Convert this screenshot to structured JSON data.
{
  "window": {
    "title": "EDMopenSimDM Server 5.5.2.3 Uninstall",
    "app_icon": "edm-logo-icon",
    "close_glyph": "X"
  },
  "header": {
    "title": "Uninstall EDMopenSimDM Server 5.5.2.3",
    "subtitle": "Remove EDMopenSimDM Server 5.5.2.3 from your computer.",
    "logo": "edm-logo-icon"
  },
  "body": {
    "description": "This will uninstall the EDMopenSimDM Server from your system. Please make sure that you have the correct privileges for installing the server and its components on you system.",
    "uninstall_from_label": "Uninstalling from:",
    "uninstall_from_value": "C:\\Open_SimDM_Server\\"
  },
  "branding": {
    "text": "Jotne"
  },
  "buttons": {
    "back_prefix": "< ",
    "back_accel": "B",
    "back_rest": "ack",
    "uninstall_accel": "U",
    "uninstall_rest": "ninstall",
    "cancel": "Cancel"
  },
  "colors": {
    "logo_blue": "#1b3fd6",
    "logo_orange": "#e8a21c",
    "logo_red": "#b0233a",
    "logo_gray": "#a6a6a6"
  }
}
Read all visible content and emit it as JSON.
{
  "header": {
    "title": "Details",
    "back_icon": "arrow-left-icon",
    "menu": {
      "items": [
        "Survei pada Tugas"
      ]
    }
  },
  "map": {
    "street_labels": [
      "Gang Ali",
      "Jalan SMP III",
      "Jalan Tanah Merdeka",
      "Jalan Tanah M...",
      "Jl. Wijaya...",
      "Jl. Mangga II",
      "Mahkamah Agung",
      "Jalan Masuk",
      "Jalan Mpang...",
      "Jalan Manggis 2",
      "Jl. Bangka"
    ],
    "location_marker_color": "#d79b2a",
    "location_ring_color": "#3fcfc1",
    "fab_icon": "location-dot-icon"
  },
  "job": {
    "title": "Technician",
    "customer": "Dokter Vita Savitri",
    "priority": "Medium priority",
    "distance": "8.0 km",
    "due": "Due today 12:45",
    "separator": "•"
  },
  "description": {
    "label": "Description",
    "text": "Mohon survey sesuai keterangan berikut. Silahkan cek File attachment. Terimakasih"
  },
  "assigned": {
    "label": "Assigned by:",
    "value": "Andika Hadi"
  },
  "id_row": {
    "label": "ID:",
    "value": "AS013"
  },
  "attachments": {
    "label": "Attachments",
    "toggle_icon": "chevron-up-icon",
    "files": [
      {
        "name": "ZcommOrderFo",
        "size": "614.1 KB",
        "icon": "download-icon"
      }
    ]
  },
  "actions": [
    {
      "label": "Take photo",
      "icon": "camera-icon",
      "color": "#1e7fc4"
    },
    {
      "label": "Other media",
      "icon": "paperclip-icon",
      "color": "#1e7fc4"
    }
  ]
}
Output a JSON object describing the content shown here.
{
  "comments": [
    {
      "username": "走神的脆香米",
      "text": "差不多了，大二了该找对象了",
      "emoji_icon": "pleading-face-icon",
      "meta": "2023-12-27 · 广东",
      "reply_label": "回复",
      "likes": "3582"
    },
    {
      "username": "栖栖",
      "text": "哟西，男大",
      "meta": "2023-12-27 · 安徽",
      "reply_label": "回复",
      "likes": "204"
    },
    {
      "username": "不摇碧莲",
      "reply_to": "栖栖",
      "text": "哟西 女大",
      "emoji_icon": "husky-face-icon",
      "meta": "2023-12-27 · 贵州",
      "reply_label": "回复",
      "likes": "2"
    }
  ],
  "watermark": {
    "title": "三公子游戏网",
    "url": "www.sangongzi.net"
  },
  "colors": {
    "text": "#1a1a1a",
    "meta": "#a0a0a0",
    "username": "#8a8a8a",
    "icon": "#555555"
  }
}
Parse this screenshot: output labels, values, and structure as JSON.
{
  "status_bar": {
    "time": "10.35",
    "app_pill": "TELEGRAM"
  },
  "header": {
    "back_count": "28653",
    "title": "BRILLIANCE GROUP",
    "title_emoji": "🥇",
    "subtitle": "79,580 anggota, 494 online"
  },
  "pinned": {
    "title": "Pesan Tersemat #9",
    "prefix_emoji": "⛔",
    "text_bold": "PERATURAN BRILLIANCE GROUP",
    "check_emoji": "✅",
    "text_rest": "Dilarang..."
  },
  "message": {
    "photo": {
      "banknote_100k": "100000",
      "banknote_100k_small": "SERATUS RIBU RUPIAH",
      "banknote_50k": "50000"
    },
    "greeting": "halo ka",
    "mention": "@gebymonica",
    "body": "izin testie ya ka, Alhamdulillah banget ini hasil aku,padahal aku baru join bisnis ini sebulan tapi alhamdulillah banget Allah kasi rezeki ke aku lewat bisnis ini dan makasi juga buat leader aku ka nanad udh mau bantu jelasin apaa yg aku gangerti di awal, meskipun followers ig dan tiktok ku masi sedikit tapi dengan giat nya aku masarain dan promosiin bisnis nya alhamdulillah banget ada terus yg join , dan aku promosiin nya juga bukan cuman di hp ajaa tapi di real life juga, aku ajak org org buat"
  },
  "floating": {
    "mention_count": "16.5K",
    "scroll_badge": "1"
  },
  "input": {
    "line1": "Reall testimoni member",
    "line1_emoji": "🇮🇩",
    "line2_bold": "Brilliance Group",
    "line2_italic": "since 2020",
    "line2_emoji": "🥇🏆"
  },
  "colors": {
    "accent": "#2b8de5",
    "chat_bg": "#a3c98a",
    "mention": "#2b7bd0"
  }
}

» TASK BRIEF
Repeat the data in its entirety, character for character.

» RESULT OF THIS EXERCISE
Convert this screenshot to structured JSON data.
{
  "window": {
    "title": "EDMopenSimDM Server 5.5.2.3 Uninstall",
    "app_icon": "edm-logo-icon",
    "close_glyph": "X"
  },
  "header": {
    "title": "Uninstall EDMopenSimDM Server 5.5.2.3",
    "subtitle": "Remove EDMopenSimDM Server 5.5.2.3 from your computer.",
    "logo": "edm-logo-icon"
  },
  "body": {
    "description": "This will uninstall the EDMopenSimDM Server from your system. Please make sure that you have the correct privileges for installing the server and its components on you system.",
    "uninstall_from_label": "Uninstalling from:",
    "uninstall_from_value": "C:\\Open_SimDM_Server\\"
  },
  "branding": {
    "text": "Jotne"
  },
  "buttons": {
    "back_prefix": "< ",
    "back_accel": "B",
    "back_rest": "ack",
    "uninstall_accel": "U",
    "uninstall_rest": "ninstall",
    "cancel": "Cancel"
  },
  "colors": {
    "logo_blue": "#1b3fd6",
    "logo_orange": "#e8a21c",
    "logo_red": "#b0233a",
    "logo_gray": "#a6a6a6"
  }
}
Read all visible content and emit it as JSON.
{
  "header": {
    "title": "Details",
    "back_icon": "arrow-left-icon",
    "menu": {
      "items": [
        "Survei pada Tugas"
      ]
    }
  },
  "map": {
    "street_labels": [
      "Gang Ali",
      "Jalan SMP III",
      "Jalan Tanah Merdeka",
      "Jalan Tanah M...",
      "Jl. Wijaya...",
      "Jl. Mangga II",
      "Mahkamah Agung",
      "Jalan Masuk",
      "Jalan Mpang...",
      "Jalan Manggis 2",
      "Jl. Bangka"
    ],
    "location_marker_color": "#d79b2a",
    "location_ring_color": "#3fcfc1",
    "fab_icon": "location-dot-icon"
  },
  "job": {
    "title": "Technician",
    "customer": "Dokter Vita Savitri",
    "priority": "Medium priority",
    "distance": "8.0 km",
    "due": "Due today 12:45",
    "separator": "•"
  },
  "description": {
    "label": "Description",
    "text": "Mohon survey sesuai keterangan berikut. Silahkan cek File attachment. Terimakasih"
  },
  "assigned": {
    "label": "Assigned by:",
    "value": "Andika Hadi"
  },
  "id_row": {
    "label": "ID:",
    "value": "AS013"
  },
  "attachments": {
    "label": "Attachments",
    "toggle_icon": "chevron-up-icon",
    "files": [
      {
        "name": "ZcommOrderFo",
        "size": "614.1 KB",
        "icon": "download-icon"
      }
    ]
  },
  "actions": [
    {
      "label": "Take photo",
      "icon": "camera-icon",
      "color": "#1e7fc4"
    },
    {
      "label": "Other media",
      "icon": "paperclip-icon",
      "color": "#1e7fc4"
    }
  ]
}
Output a JSON object describing the content shown here.
{
  "comments": [
    {
      "username": "走神的脆香米",
      "text": "差不多了，大二了该找对象了",
      "emoji_icon": "pleading-face-icon",
      "meta": "2023-12-27 · 广东",
      "reply_label": "回复",
      "likes": "3582"
    },
    {
      "username": "栖栖",
      "text": "哟西，男大",
      "meta": "2023-12-27 · 安徽",
      "reply_label": "回复",
      "likes": "204"
    },
    {
      "username": "不摇碧莲",
      "reply_to": "栖栖",
      "text": "哟西 女大",
      "emoji_icon": "husky-face-icon",
      "meta": "2023-12-27 · 贵州",
      "reply_label": "回复",
      "likes": "2"
    }
  ],
  "watermark": {
    "title": "三公子游戏网",
    "url": "www.sangongzi.net"
  },
  "colors": {
    "text": "#1a1a1a",
    "meta": "#a0a0a0",
    "username": "#8a8a8a",
    "icon": "#555555"
  }
}
Parse this screenshot: output labels, values, and structure as JSON.
{
  "status_bar": {
    "time": "10.35",
    "app_pill": "TELEGRAM"
  },
  "header": {
    "back_count": "28653",
    "title": "BRILLIANCE GROUP",
    "title_emoji": "🥇",
    "subtitle": "79,580 anggota, 494 online"
  },
  "pinned": {
    "title": "Pesan Tersemat #9",
    "prefix_emoji": "⛔",
    "text_bold": "PERATURAN BRILLIANCE GROUP",
    "check_emoji": "✅",
    "text_rest": "Dilarang..."
  },
  "message": {
    "photo": {
      "banknote_100k": "100000",
      "banknote_100k_small": "SERATUS RIBU RUPIAH",
      "banknote_50k": "50000"
    },
    "greeting": "halo ka",
    "mention": "@gebymonica",
    "body": "izin testie ya ka, Alhamdulillah banget ini hasil aku,padahal aku baru join bisnis ini sebulan tapi alhamdulillah banget Allah kasi rezeki ke aku lewat bisnis ini dan makasi juga buat leader aku ka nanad udh mau bantu jelasin apaa yg aku gangerti di awal, meskipun followers ig dan tiktok ku masi sedikit tapi dengan giat nya aku masarain dan promosiin bisnis nya alhamdulillah banget ada terus yg join , dan aku promosiin nya juga bukan cuman di hp ajaa tapi di real life juga, aku ajak org org buat"
  },
  "floating": {
    "mention_count": "16.5K",
    "scroll_badge": "1"
  },
  "input": {
    "line1": "Reall testimoni member",
    "line1_emoji": "🇮🇩",
    "line2_bold": "Brilliance Group",
    "line2_italic": "since 2020",
    "line2_emoji": "🥇🏆"
  },
  "colors": {
    "accent": "#2b8de5",
    "chat_bg": "#a3c98a",
    "mention": "#2b7bd0"
  }
}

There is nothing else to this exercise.